Entries taken from a collection:
- - - - -

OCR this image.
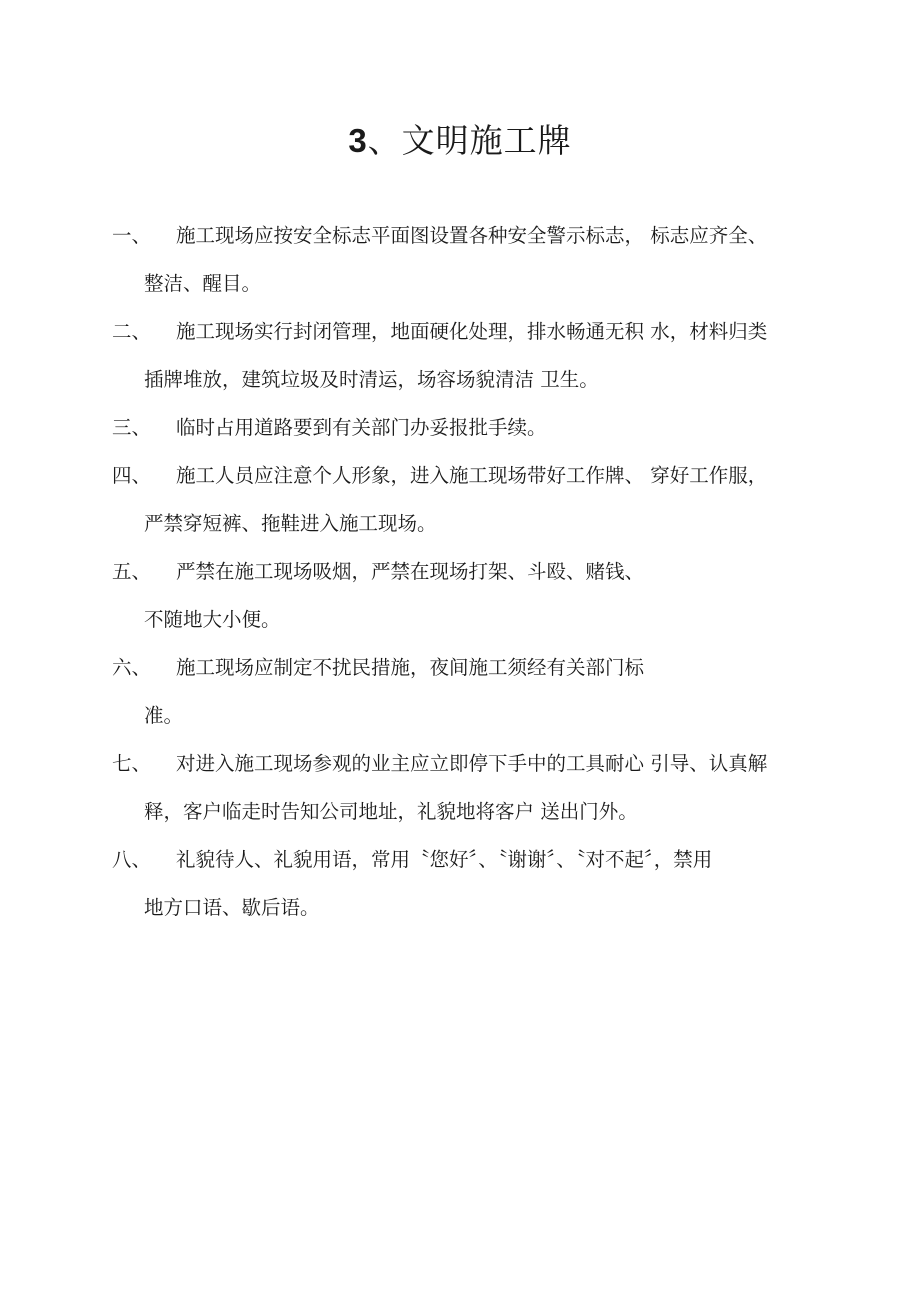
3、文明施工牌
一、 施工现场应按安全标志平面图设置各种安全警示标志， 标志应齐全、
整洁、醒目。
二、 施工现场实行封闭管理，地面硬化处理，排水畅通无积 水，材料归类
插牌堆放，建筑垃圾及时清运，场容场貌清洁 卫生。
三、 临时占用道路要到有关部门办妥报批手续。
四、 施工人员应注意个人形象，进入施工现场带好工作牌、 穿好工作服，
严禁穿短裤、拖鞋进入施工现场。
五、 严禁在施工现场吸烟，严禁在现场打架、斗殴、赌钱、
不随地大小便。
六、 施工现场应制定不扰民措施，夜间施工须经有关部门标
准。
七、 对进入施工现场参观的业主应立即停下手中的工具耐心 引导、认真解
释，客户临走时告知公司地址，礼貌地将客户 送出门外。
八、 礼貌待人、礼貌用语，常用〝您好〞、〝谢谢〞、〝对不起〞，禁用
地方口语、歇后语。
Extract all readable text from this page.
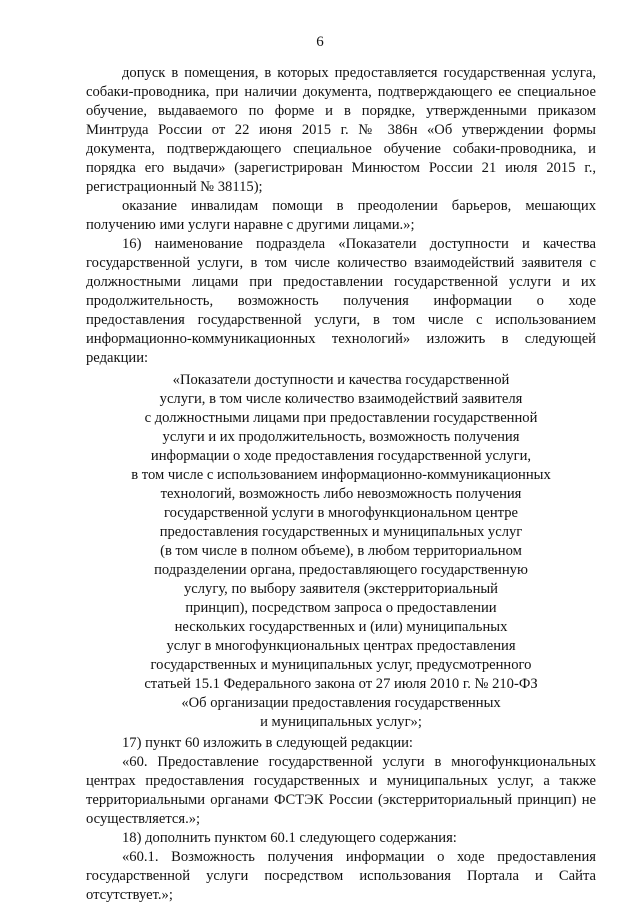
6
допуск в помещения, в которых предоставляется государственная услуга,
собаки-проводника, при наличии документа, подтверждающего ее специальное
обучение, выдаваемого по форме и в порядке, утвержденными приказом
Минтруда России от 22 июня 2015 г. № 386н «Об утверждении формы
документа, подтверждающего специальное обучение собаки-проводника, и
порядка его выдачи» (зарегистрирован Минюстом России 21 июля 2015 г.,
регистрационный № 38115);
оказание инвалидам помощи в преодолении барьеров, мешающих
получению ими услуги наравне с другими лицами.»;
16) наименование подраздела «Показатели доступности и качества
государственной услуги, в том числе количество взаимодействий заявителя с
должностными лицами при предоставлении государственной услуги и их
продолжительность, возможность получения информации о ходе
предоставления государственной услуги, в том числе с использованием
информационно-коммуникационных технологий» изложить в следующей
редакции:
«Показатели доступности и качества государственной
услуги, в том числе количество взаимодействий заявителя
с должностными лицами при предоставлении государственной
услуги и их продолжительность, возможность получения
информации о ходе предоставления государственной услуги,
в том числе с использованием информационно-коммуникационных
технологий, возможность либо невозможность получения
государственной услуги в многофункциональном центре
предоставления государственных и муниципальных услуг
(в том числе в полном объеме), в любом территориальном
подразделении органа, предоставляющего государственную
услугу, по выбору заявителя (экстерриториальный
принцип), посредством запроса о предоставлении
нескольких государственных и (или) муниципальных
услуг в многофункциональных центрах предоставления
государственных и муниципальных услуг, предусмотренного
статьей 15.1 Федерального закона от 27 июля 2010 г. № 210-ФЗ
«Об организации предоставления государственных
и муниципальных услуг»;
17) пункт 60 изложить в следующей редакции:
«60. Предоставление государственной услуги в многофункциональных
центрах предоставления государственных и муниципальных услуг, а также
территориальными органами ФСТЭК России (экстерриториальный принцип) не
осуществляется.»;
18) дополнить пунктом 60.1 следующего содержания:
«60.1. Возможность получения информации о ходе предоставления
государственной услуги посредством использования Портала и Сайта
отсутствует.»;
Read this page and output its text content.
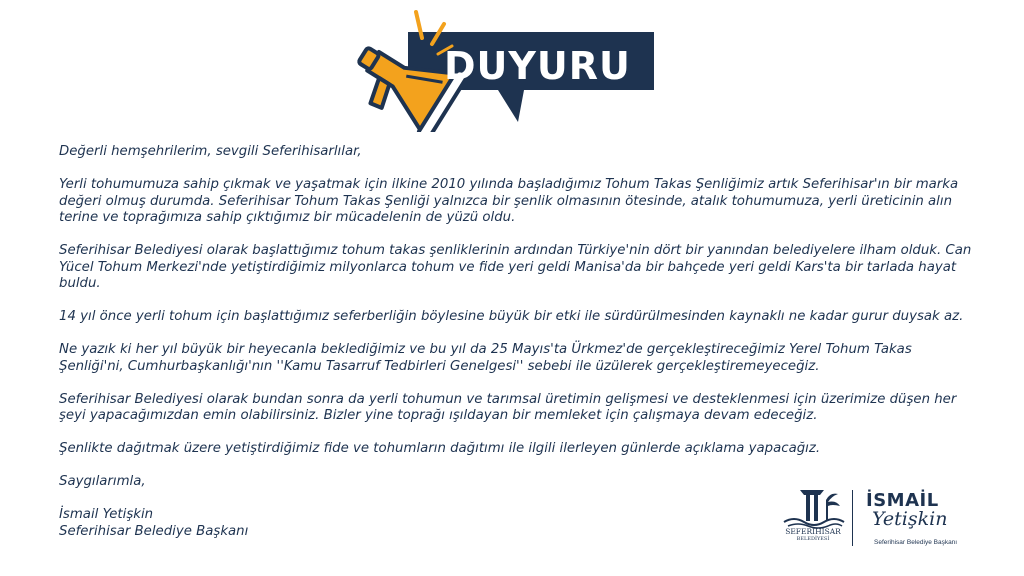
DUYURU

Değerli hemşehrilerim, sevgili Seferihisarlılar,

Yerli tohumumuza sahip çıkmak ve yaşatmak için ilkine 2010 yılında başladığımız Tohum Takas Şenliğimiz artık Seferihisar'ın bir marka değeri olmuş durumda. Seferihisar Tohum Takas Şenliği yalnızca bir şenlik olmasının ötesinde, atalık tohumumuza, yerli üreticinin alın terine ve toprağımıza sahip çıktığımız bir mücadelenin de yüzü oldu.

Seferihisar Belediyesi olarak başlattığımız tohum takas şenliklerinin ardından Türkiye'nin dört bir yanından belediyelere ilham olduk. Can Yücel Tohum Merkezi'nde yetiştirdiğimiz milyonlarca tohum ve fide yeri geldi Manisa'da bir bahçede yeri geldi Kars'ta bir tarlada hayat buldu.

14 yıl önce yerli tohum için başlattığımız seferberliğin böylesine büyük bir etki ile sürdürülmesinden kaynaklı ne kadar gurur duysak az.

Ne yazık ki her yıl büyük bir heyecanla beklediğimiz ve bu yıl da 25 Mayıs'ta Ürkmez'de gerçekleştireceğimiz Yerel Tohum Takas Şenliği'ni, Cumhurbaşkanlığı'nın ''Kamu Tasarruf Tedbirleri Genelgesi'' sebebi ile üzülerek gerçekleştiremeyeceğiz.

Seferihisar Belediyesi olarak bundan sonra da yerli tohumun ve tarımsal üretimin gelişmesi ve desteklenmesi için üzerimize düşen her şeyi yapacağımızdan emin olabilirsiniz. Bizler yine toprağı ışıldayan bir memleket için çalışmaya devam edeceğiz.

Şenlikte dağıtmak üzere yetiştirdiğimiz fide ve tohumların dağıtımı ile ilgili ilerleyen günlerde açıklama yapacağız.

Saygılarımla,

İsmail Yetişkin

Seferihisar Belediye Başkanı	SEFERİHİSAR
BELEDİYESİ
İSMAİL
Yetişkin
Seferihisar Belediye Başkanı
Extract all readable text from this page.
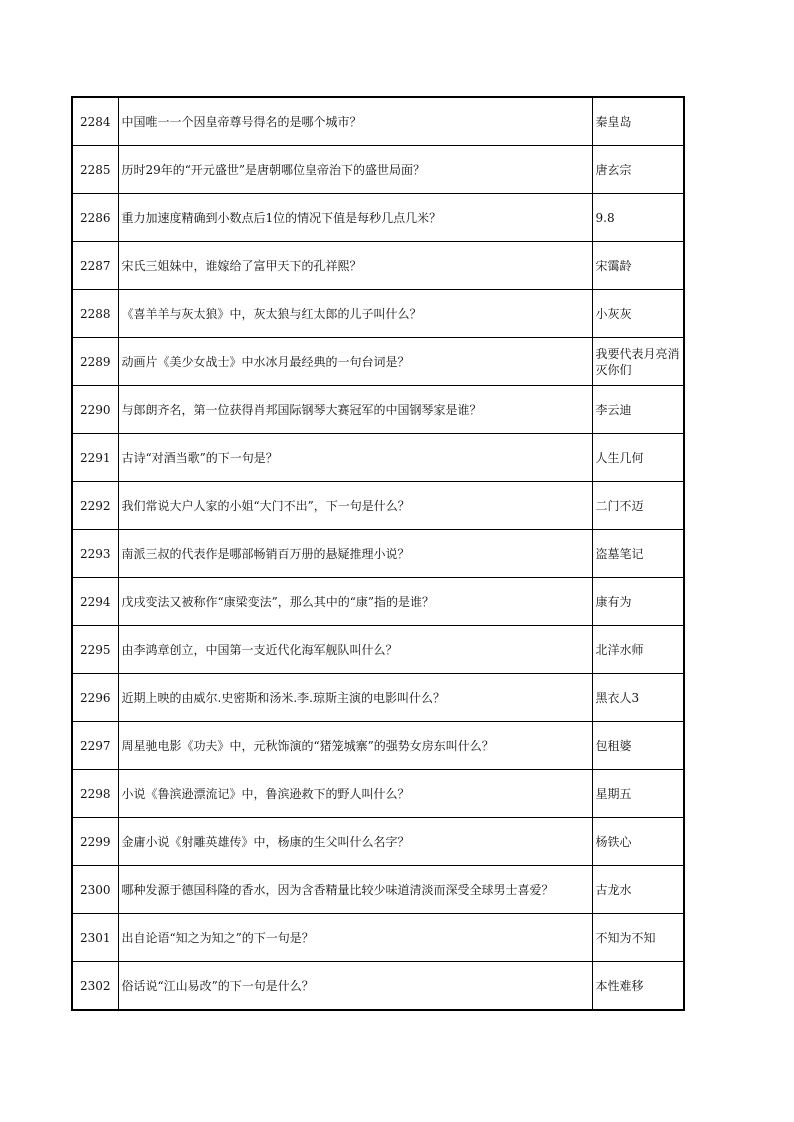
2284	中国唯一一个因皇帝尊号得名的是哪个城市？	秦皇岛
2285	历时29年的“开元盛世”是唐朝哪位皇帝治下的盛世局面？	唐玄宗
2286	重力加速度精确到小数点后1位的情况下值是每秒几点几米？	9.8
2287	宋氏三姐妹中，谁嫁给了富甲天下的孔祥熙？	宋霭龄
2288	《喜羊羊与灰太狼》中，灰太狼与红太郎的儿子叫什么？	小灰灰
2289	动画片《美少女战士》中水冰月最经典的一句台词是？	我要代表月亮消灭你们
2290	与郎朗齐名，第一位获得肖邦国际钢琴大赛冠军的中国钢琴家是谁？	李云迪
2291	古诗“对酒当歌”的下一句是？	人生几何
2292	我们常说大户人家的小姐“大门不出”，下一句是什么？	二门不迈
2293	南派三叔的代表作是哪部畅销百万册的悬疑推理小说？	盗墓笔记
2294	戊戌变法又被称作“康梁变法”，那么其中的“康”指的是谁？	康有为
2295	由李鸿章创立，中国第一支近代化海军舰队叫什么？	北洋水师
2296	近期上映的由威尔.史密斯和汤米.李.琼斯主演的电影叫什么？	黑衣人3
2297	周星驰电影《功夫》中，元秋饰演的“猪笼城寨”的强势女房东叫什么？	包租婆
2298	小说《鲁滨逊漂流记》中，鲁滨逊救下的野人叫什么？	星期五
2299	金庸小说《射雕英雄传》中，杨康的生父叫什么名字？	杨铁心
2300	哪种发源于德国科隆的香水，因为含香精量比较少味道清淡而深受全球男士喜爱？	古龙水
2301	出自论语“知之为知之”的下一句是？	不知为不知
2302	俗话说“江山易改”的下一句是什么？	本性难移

- - - - -

Locate the word "собаки" in the data above. Copy every line carrying it.

CORRECT ANSWER.
собаки-проводника, при наличии документа, подтверждающего ее специальное
документа, подтверждающего специальное обучение собаки-проводника, и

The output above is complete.